→ What needs to be done: Extract the data exactly, missing nothing.

[Chart and figure data]
#####
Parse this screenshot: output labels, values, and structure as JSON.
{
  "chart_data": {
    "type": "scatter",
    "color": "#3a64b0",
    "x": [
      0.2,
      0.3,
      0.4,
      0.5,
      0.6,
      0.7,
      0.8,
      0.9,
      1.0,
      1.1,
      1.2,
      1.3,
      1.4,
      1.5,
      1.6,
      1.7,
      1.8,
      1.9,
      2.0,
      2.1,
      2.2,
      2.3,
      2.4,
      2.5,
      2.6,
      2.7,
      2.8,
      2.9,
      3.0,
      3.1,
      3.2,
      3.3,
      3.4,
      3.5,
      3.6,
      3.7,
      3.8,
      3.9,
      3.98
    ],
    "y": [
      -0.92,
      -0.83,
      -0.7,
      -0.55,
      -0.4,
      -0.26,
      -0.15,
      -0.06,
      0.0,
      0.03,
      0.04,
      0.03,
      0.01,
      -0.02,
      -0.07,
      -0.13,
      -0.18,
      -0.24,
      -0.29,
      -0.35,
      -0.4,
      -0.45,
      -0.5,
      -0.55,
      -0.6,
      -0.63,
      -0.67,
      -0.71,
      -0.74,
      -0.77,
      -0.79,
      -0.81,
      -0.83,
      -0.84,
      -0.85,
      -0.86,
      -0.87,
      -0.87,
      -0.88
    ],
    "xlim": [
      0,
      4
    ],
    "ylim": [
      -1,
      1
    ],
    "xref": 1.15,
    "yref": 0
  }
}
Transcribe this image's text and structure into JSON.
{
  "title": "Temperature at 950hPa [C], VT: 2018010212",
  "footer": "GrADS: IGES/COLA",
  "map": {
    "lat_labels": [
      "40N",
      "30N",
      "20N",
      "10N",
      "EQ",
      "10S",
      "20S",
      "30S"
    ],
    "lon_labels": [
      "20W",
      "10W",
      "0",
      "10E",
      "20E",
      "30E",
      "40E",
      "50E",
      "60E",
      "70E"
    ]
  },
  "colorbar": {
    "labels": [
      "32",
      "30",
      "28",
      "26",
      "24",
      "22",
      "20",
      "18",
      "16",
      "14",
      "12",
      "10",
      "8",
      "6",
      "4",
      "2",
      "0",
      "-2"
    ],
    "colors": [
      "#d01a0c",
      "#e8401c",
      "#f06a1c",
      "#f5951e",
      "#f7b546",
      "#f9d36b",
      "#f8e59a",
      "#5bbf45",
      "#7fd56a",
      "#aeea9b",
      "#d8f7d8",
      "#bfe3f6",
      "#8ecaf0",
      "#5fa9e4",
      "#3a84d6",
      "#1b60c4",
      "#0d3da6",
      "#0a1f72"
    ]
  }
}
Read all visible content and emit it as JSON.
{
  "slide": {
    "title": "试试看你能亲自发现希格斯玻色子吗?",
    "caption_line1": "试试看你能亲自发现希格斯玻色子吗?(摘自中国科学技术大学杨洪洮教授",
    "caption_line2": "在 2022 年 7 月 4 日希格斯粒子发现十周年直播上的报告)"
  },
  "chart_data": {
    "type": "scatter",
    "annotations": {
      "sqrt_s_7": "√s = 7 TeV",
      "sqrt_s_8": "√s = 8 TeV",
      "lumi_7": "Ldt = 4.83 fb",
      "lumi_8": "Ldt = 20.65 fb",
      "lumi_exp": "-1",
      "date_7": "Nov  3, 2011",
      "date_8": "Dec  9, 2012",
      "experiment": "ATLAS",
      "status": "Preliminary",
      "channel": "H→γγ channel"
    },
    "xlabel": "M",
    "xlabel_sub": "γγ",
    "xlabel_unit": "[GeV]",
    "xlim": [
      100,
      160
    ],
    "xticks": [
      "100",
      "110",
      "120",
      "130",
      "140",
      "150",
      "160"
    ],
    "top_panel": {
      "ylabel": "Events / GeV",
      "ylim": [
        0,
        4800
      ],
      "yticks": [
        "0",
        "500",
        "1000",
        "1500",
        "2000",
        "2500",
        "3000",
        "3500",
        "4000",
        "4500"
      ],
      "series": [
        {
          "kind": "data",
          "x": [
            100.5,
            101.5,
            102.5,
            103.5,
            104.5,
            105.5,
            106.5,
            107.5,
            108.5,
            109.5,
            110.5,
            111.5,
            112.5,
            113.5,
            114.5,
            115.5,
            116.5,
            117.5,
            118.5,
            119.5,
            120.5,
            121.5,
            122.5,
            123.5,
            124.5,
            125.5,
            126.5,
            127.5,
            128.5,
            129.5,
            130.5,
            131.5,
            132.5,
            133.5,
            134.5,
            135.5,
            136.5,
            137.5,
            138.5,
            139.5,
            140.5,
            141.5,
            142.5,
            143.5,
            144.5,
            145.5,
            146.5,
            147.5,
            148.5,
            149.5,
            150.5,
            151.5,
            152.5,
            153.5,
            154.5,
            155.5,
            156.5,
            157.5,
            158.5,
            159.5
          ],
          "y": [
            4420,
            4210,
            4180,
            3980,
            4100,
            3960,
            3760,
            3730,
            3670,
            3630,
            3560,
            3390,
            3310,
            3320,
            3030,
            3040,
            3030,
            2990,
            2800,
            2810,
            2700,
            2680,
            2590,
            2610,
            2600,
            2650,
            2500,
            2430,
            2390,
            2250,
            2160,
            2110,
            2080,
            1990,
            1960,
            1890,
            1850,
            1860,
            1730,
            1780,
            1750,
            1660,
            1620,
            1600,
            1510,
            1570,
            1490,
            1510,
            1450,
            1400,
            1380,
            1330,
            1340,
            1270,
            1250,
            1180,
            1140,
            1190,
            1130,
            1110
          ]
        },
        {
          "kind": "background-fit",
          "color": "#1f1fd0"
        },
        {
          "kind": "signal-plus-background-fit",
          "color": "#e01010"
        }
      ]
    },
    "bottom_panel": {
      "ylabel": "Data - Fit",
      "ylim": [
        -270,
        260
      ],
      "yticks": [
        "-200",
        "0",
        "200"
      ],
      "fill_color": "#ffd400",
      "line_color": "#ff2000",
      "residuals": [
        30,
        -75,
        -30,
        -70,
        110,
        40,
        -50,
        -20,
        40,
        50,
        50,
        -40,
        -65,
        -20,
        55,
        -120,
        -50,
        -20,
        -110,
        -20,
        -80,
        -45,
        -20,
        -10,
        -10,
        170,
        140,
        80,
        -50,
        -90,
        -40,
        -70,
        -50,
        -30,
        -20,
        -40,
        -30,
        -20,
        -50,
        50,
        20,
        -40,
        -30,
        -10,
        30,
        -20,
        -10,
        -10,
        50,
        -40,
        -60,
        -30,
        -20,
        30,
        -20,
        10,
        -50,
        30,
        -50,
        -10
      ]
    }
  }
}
#####
→ The output:
Parse this screenshot: output labels, values, and structure as JSON.
{
  "chart_data": {
    "type": "scatter",
    "color": "#3a64b0",
    "x": [
      0.2,
      0.3,
      0.4,
      0.5,
      0.6,
      0.7,
      0.8,
      0.9,
      1.0,
      1.1,
      1.2,
      1.3,
      1.4,
      1.5,
      1.6,
      1.7,
      1.8,
      1.9,
      2.0,
      2.1,
      2.2,
      2.3,
      2.4,
      2.5,
      2.6,
      2.7,
      2.8,
      2.9,
      3.0,
      3.1,
      3.2,
      3.3,
      3.4,
      3.5,
      3.6,
      3.7,
      3.8,
      3.9,
      3.98
    ],
    "y": [
      -0.92,
      -0.83,
      -0.7,
      -0.55,
      -0.4,
      -0.26,
      -0.15,
      -0.06,
      0.0,
      0.03,
      0.04,
      0.03,
      0.01,
      -0.02,
      -0.07,
      -0.13,
      -0.18,
      -0.24,
      -0.29,
      -0.35,
      -0.4,
      -0.45,
      -0.5,
      -0.55,
      -0.6,
      -0.63,
      -0.67,
      -0.71,
      -0.74,
      -0.77,
      -0.79,
      -0.81,
      -0.83,
      -0.84,
      -0.85,
      -0.86,
      -0.87,
      -0.87,
      -0.88
    ],
    "xlim": [
      0,
      4
    ],
    "ylim": [
      -1,
      1
    ],
    "xref": 1.15,
    "yref": 0
  }
}
Transcribe this image's text and structure into JSON.
{
  "title": "Temperature at 950hPa [C], VT: 2018010212",
  "footer": "GrADS: IGES/COLA",
  "map": {
    "lat_labels": [
      "40N",
      "30N",
      "20N",
      "10N",
      "EQ",
      "10S",
      "20S",
      "30S"
    ],
    "lon_labels": [
      "20W",
      "10W",
      "0",
      "10E",
      "20E",
      "30E",
      "40E",
      "50E",
      "60E",
      "70E"
    ]
  },
  "colorbar": {
    "labels": [
      "32",
      "30",
      "28",
      "26",
      "24",
      "22",
      "20",
      "18",
      "16",
      "14",
      "12",
      "10",
      "8",
      "6",
      "4",
      "2",
      "0",
      "-2"
    ],
    "colors": [
      "#d01a0c",
      "#e8401c",
      "#f06a1c",
      "#f5951e",
      "#f7b546",
      "#f9d36b",
      "#f8e59a",
      "#5bbf45",
      "#7fd56a",
      "#aeea9b",
      "#d8f7d8",
      "#bfe3f6",
      "#8ecaf0",
      "#5fa9e4",
      "#3a84d6",
      "#1b60c4",
      "#0d3da6",
      "#0a1f72"
    ]
  }
}
Read all visible content and emit it as JSON.
{
  "slide": {
    "title": "试试看你能亲自发现希格斯玻色子吗?",
    "caption_line1": "试试看你能亲自发现希格斯玻色子吗?(摘自中国科学技术大学杨洪洮教授",
    "caption_line2": "在 2022 年 7 月 4 日希格斯粒子发现十周年直播上的报告)"
  },
  "chart_data": {
    "type": "scatter",
    "annotations": {
      "sqrt_s_7": "√s = 7 TeV",
      "sqrt_s_8": "√s = 8 TeV",
      "lumi_7": "Ldt = 4.83 fb",
      "lumi_8": "Ldt = 20.65 fb",
      "lumi_exp": "-1",
      "date_7": "Nov  3, 2011",
      "date_8": "Dec  9, 2012",
      "experiment": "ATLAS",
      "status": "Preliminary",
      "channel": "H→γγ channel"
    },
    "xlabel": "M",
    "xlabel_sub": "γγ",
    "xlabel_unit": "[GeV]",
    "xlim": [
      100,
      160
    ],
    "xticks": [
      "100",
      "110",
      "120",
      "130",
      "140",
      "150",
      "160"
    ],
    "top_panel": {
      "ylabel": "Events / GeV",
      "ylim": [
        0,
        4800
      ],
      "yticks": [
        "0",
        "500",
        "1000",
        "1500",
        "2000",
        "2500",
        "3000",
        "3500",
        "4000",
        "4500"
      ],
      "series": [
        {
          "kind": "data",
          "x": [
            100.5,
            101.5,
            102.5,
            103.5,
            104.5,
            105.5,
            106.5,
            107.5,
            108.5,
            109.5,
            110.5,
            111.5,
            112.5,
            113.5,
            114.5,
            115.5,
            116.5,
            117.5,
            118.5,
            119.5,
            120.5,
            121.5,
            122.5,
            123.5,
            124.5,
            125.5,
            126.5,
            127.5,
            128.5,
            129.5,
            130.5,
            131.5,
            132.5,
            133.5,
            134.5,
            135.5,
            136.5,
            137.5,
            138.5,
            139.5,
            140.5,
            141.5,
            142.5,
            143.5,
            144.5,
            145.5,
            146.5,
            147.5,
            148.5,
            149.5,
            150.5,
            151.5,
            152.5,
            153.5,
            154.5,
            155.5,
            156.5,
            157.5,
            158.5,
            159.5
          ],
          "y": [
            4420,
            4210,
            4180,
            3980,
            4100,
            3960,
            3760,
            3730,
            3670,
            3630,
            3560,
            3390,
            3310,
            3320,
            3030,
            3040,
            3030,
            2990,
            2800,
            2810,
            2700,
            2680,
            2590,
            2610,
            2600,
            2650,
            2500,
            2430,
            2390,
            2250,
            2160,
            2110,
            2080,
            1990,
            1960,
            1890,
            1850,
            1860,
            1730,
            1780,
            1750,
            1660,
            1620,
            1600,
            1510,
            1570,
            1490,
            1510,
            1450,
            1400,
            1380,
            1330,
            1340,
            1270,
            1250,
            1180,
            1140,
            1190,
            1130,
            1110
          ]
        },
        {
          "kind": "background-fit",
          "color": "#1f1fd0"
        },
        {
          "kind": "signal-plus-background-fit",
          "color": "#e01010"
        }
      ]
    },
    "bottom_panel": {
      "ylabel": "Data - Fit",
      "ylim": [
        -270,
        260
      ],
      "yticks": [
        "-200",
        "0",
        "200"
      ],
      "fill_color": "#ffd400",
      "line_color": "#ff2000",
      "residuals": [
        30,
        -75,
        -30,
        -70,
        110,
        40,
        -50,
        -20,
        40,
        50,
        50,
        -40,
        -65,
        -20,
        55,
        -120,
        -50,
        -20,
        -110,
        -20,
        -80,
        -45,
        -20,
        -10,
        -10,
        170,
        140,
        80,
        -50,
        -90,
        -40,
        -70,
        -50,
        -30,
        -20,
        -40,
        -30,
        -20,
        -50,
        50,
        20,
        -40,
        -30,
        -10,
        30,
        -20,
        -10,
        -10,
        50,
        -40,
        -60,
        -30,
        -20,
        30,
        -20,
        10,
        -50,
        30,
        -50,
        -10
      ]
    }
  }
}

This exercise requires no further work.